Required task: Would you transcribe the whole listing exactly, minus its pictures?

===== Given data

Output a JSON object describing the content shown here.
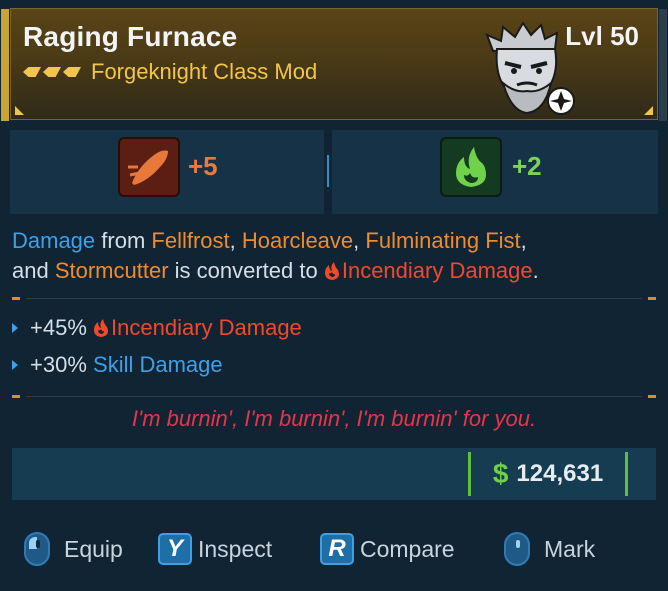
{
  "item": {
    "name": "Raging Furnace",
    "type": "Forgeknight Class Mod",
    "level": "Lvl 50",
    "rarity_color": "#f2c64a"
  },
  "skills": [
    {
      "icon": "fire-rocket-icon",
      "value": "+5",
      "color": "#e87a3c"
    },
    {
      "icon": "green-flame-icon",
      "value": "+2",
      "color": "#7ad25a"
    }
  ],
  "description": {
    "damage": "Damage",
    "from": " from ",
    "skill1": "Fellfrost",
    "comma1": ", ",
    "skill2": "Hoarcleave",
    "comma2": ", ",
    "skill3": "Fulminating Fist",
    "comma3": ",",
    "and": "and ",
    "skill4": "Stormcutter",
    "converted": " is converted to ",
    "element": "Incendiary Damage",
    "period": "."
  },
  "stats": [
    {
      "value": "+45%",
      "label": "Incendiary Damage"
    },
    {
      "value": "+30%",
      "label": "Skill Damage"
    }
  ],
  "flavor_text": "I'm burnin', I'm burnin', I'm burnin' for you.",
  "price": {
    "currency_icon": "$",
    "amount": "124,631"
  },
  "actions": [
    {
      "icon": "mouse-left-icon",
      "label": "Equip"
    },
    {
      "icon": "y-key-icon",
      "key": "Y",
      "label": "Inspect"
    },
    {
      "icon": "r-key-icon",
      "key": "R",
      "label": "Compare"
    },
    {
      "icon": "mouse-middle-icon",
      "label": "Mark"
    }
  ]
}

==========

Response to the exercise:
Output a JSON object describing the content shown here.
{
  "item": {
    "name": "Raging Furnace",
    "type": "Forgeknight Class Mod",
    "level": "Lvl 50",
    "rarity_color": "#f2c64a"
  },
  "skills": [
    {
      "icon": "fire-rocket-icon",
      "value": "+5",
      "color": "#e87a3c"
    },
    {
      "icon": "green-flame-icon",
      "value": "+2",
      "color": "#7ad25a"
    }
  ],
  "description": {
    "damage": "Damage",
    "from": " from ",
    "skill1": "Fellfrost",
    "comma1": ", ",
    "skill2": "Hoarcleave",
    "comma2": ", ",
    "skill3": "Fulminating Fist",
    "comma3": ",",
    "and": "and ",
    "skill4": "Stormcutter",
    "converted": " is converted to ",
    "element": "Incendiary Damage",
    "period": "."
  },
  "stats": [
    {
      "value": "+45%",
      "label": "Incendiary Damage"
    },
    {
      "value": "+30%",
      "label": "Skill Damage"
    }
  ],
  "flavor_text": "I'm burnin', I'm burnin', I'm burnin' for you.",
  "price": {
    "currency_icon": "$",
    "amount": "124,631"
  },
  "actions": [
    {
      "icon": "mouse-left-icon",
      "label": "Equip"
    },
    {
      "icon": "y-key-icon",
      "key": "Y",
      "label": "Inspect"
    },
    {
      "icon": "r-key-icon",
      "key": "R",
      "label": "Compare"
    },
    {
      "icon": "mouse-middle-icon",
      "label": "Mark"
    }
  ]
}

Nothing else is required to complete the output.